Nesta direção, a identidade se reformula, autodefinindo e unificando os eus, a partir de um sentimento genuíno, isto é, coerente, verdadeiro – de quem se é (MYERS, 1999, p. 86), significando o reconhecimento do outro, o reconhecimento de um sentimento coeso e interno, que unifica e cria uma unidade de um eu e, nesse processo, surge o reconhecimento de si do saber quem sou (CAMPOS, 2002, p. 117).

Como síntese parcial, a compreensão da adolescência envolve aspectos intra e interpessoais que se vinculam à elaboração de sua identidade e aos laços significativos que compõem o mundo de suas relações. O entrelaçamento desses elementos, de acordo com Erikson (1976), proporciona a identidade e a estabilidade, alcançando a lealdade e a fidelidade consigo, apesar das adversidades presentes.

□ □ □ □ □ □ □

Objetivo da tarefa -
Reproduza, do trecho sobre identidade na adolescência, tudo o que vai desde "Nesta direção, a" até "das adversidades presentes.", sem nenhuma alteração. As linhas que vêm depois deste trecho não têm relação com o seu conteúdo.

□ □ □ □ □ □ □

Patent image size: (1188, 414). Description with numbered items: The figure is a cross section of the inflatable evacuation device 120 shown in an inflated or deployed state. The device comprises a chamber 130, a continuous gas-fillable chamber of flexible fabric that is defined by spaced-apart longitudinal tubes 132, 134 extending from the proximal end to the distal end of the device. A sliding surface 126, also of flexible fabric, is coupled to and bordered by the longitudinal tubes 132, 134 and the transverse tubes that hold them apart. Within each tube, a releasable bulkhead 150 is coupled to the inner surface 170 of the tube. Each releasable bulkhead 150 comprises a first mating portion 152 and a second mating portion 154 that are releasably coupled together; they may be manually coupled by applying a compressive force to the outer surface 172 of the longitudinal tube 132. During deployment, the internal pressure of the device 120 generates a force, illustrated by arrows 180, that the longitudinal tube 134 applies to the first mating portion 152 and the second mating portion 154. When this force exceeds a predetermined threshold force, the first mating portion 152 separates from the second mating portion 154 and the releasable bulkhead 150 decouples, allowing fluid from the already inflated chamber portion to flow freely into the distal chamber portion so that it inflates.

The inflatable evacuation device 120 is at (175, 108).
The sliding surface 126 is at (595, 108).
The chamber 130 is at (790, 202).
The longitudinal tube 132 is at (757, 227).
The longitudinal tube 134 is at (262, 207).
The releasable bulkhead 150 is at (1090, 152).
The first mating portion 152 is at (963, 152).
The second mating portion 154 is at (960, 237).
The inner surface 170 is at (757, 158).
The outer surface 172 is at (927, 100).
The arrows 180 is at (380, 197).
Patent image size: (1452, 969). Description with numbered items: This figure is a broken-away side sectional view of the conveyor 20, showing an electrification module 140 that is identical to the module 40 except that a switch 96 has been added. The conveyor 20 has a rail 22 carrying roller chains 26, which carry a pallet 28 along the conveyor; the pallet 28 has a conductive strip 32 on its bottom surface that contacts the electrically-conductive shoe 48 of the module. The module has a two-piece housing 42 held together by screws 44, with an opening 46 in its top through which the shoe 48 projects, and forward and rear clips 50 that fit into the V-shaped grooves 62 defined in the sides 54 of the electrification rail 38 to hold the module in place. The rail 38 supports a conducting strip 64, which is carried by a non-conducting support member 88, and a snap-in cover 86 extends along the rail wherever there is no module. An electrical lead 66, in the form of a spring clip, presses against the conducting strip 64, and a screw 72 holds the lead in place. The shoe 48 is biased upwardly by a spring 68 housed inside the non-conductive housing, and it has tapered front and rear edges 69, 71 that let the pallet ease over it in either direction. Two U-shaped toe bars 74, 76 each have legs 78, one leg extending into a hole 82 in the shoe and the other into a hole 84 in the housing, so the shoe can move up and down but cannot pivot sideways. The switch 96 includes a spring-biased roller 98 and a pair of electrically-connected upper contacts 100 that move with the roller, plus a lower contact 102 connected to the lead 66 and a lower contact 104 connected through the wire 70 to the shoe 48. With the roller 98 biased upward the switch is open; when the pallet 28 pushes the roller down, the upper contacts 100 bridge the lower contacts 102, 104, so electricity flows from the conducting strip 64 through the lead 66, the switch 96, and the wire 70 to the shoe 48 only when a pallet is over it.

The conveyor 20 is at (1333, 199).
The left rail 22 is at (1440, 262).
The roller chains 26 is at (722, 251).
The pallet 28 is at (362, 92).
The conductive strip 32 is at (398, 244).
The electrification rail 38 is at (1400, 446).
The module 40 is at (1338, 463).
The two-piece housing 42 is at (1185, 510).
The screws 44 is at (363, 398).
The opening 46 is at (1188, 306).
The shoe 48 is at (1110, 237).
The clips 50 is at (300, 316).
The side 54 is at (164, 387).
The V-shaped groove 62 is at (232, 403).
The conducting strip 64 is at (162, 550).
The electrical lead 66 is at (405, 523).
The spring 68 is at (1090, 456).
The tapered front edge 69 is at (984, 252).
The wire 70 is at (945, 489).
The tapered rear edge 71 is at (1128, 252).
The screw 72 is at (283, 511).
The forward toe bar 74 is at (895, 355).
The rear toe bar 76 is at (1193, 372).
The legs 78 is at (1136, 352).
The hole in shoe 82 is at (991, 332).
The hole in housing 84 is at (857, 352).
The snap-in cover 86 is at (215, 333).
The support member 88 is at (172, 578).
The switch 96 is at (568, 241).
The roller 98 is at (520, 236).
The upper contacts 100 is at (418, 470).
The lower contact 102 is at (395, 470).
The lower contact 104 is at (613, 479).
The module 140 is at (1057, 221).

□ □ □ □ □ □ □

Exercício resolvido -
Nesta direção, a identidade se reformula, autodefinindo e unificando os eus, a partir de um sentimento genuíno, isto é, coerente, verdadeiro – de quem se é (MYERS, 1999, p. 86), significando o reconhecimento do outro, o reconhecimento de um sentimento coeso e interno, que unifica e cria uma unidade de um eu e, nesse processo, surge o reconhecimento de si do saber quem sou (CAMPOS, 2002, p. 117).

Como síntese parcial, a compreensão da adolescência envolve aspectos intra e interpessoais que se vinculam à elaboração de sua identidade e aos laços significativos que compõem o mundo de suas relações. O entrelaçamento desses elementos, de acordo com Erikson (1976), proporciona a identidade e a estabilidade, alcançando a lealdade e a fidelidade consigo, apesar das adversidades presentes.